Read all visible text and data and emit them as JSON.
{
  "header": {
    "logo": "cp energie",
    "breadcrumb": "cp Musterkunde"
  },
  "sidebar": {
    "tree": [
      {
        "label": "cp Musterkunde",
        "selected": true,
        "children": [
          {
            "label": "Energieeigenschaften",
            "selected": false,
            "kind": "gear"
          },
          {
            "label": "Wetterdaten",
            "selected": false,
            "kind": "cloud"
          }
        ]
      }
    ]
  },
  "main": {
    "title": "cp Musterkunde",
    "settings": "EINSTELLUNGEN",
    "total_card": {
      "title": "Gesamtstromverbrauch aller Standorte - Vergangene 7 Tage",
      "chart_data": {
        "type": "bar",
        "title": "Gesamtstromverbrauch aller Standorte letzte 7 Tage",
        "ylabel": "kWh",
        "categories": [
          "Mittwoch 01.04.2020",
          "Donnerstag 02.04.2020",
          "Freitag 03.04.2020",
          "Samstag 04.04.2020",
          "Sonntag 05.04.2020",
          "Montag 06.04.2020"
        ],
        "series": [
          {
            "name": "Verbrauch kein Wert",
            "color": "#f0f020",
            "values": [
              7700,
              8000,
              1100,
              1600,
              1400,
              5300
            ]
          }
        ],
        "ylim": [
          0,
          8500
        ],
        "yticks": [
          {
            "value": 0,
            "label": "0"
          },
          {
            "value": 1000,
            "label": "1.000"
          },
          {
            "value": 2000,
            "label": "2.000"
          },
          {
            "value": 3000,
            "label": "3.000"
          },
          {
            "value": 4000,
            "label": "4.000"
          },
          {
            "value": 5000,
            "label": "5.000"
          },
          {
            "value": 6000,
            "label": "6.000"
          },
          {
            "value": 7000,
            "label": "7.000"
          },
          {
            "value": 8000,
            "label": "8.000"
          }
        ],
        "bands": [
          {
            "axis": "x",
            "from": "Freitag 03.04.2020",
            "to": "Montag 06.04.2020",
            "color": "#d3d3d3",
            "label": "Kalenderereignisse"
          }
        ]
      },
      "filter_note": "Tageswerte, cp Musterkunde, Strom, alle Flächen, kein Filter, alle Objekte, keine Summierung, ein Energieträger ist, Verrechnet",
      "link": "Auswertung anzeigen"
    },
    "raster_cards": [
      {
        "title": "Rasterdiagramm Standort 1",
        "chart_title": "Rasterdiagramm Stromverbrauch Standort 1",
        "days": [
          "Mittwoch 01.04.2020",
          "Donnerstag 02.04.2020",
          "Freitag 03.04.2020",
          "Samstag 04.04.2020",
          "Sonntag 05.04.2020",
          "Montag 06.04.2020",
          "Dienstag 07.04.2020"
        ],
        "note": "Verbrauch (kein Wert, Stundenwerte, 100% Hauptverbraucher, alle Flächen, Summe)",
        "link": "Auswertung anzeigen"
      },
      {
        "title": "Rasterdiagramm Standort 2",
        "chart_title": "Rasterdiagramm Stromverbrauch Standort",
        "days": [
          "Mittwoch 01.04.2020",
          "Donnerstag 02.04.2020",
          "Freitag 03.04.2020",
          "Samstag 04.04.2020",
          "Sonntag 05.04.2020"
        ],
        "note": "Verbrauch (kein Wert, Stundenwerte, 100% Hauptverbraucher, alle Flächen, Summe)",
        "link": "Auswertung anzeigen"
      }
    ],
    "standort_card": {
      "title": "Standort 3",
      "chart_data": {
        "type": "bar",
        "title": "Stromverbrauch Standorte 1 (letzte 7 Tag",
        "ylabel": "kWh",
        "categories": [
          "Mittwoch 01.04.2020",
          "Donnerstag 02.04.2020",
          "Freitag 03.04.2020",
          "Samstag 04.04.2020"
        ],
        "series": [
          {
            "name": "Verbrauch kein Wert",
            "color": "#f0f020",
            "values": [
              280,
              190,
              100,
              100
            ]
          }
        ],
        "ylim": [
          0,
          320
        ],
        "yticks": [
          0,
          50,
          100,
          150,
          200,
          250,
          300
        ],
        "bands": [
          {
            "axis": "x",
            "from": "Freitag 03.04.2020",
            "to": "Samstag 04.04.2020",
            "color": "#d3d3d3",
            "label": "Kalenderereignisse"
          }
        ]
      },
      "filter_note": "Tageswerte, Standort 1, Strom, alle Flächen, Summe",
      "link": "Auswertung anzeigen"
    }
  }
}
***
### WHAT THE EXERCISE ASKS
Transcribe the whole listing exactly.

### OUTPUT OF THE EXERCISE
Read all visible text and data and emit them as JSON.
{
  "header": {
    "logo": "cp energie",
    "breadcrumb": "cp Musterkunde"
  },
  "sidebar": {
    "tree": [
      {
        "label": "cp Musterkunde",
        "selected": true,
        "children": [
          {
            "label": "Energieeigenschaften",
            "selected": false,
            "kind": "gear"
          },
          {
            "label": "Wetterdaten",
            "selected": false,
            "kind": "cloud"
          }
        ]
      }
    ]
  },
  "main": {
    "title": "cp Musterkunde",
    "settings": "EINSTELLUNGEN",
    "total_card": {
      "title": "Gesamtstromverbrauch aller Standorte - Vergangene 7 Tage",
      "chart_data": {
        "type": "bar",
        "title": "Gesamtstromverbrauch aller Standorte letzte 7 Tage",
        "ylabel": "kWh",
        "categories": [
          "Mittwoch 01.04.2020",
          "Donnerstag 02.04.2020",
          "Freitag 03.04.2020",
          "Samstag 04.04.2020",
          "Sonntag 05.04.2020",
          "Montag 06.04.2020"
        ],
        "series": [
          {
            "name": "Verbrauch kein Wert",
            "color": "#f0f020",
            "values": [
              7700,
              8000,
              1100,
              1600,
              1400,
              5300
            ]
          }
        ],
        "ylim": [
          0,
          8500
        ],
        "yticks": [
          {
            "value": 0,
            "label": "0"
          },
          {
            "value": 1000,
            "label": "1.000"
          },
          {
            "value": 2000,
            "label": "2.000"
          },
          {
            "value": 3000,
            "label": "3.000"
          },
          {
            "value": 4000,
            "label": "4.000"
          },
          {
            "value": 5000,
            "label": "5.000"
          },
          {
            "value": 6000,
            "label": "6.000"
          },
          {
            "value": 7000,
            "label": "7.000"
          },
          {
            "value": 8000,
            "label": "8.000"
          }
        ],
        "bands": [
          {
            "axis": "x",
            "from": "Freitag 03.04.2020",
            "to": "Montag 06.04.2020",
            "color": "#d3d3d3",
            "label": "Kalenderereignisse"
          }
        ]
      },
      "filter_note": "Tageswerte, cp Musterkunde, Strom, alle Flächen, kein Filter, alle Objekte, keine Summierung, ein Energieträger ist, Verrechnet",
      "link": "Auswertung anzeigen"
    },
    "raster_cards": [
      {
        "title": "Rasterdiagramm Standort 1",
        "chart_title": "Rasterdiagramm Stromverbrauch Standort 1",
        "days": [
          "Mittwoch 01.04.2020",
          "Donnerstag 02.04.2020",
          "Freitag 03.04.2020",
          "Samstag 04.04.2020",
          "Sonntag 05.04.2020",
          "Montag 06.04.2020",
          "Dienstag 07.04.2020"
        ],
        "note": "Verbrauch (kein Wert, Stundenwerte, 100% Hauptverbraucher, alle Flächen, Summe)",
        "link": "Auswertung anzeigen"
      },
      {
        "title": "Rasterdiagramm Standort 2",
        "chart_title": "Rasterdiagramm Stromverbrauch Standort",
        "days": [
          "Mittwoch 01.04.2020",
          "Donnerstag 02.04.2020",
          "Freitag 03.04.2020",
          "Samstag 04.04.2020",
          "Sonntag 05.04.2020"
        ],
        "note": "Verbrauch (kein Wert, Stundenwerte, 100% Hauptverbraucher, alle Flächen, Summe)",
        "link": "Auswertung anzeigen"
      }
    ],
    "standort_card": {
      "title": "Standort 3",
      "chart_data": {
        "type": "bar",
        "title": "Stromverbrauch Standorte 1 (letzte 7 Tag",
        "ylabel": "kWh",
        "categories": [
          "Mittwoch 01.04.2020",
          "Donnerstag 02.04.2020",
          "Freitag 03.04.2020",
          "Samstag 04.04.2020"
        ],
        "series": [
          {
            "name": "Verbrauch kein Wert",
            "color": "#f0f020",
            "values": [
              280,
              190,
              100,
              100
            ]
          }
        ],
        "ylim": [
          0,
          320
        ],
        "yticks": [
          0,
          50,
          100,
          150,
          200,
          250,
          300
        ],
        "bands": [
          {
            "axis": "x",
            "from": "Freitag 03.04.2020",
            "to": "Samstag 04.04.2020",
            "color": "#d3d3d3",
            "label": "Kalenderereignisse"
          }
        ]
      },
      "filter_note": "Tageswerte, Standort 1, Strom, alle Flächen, Summe",
      "link": "Auswertung anzeigen"
    }
  }
}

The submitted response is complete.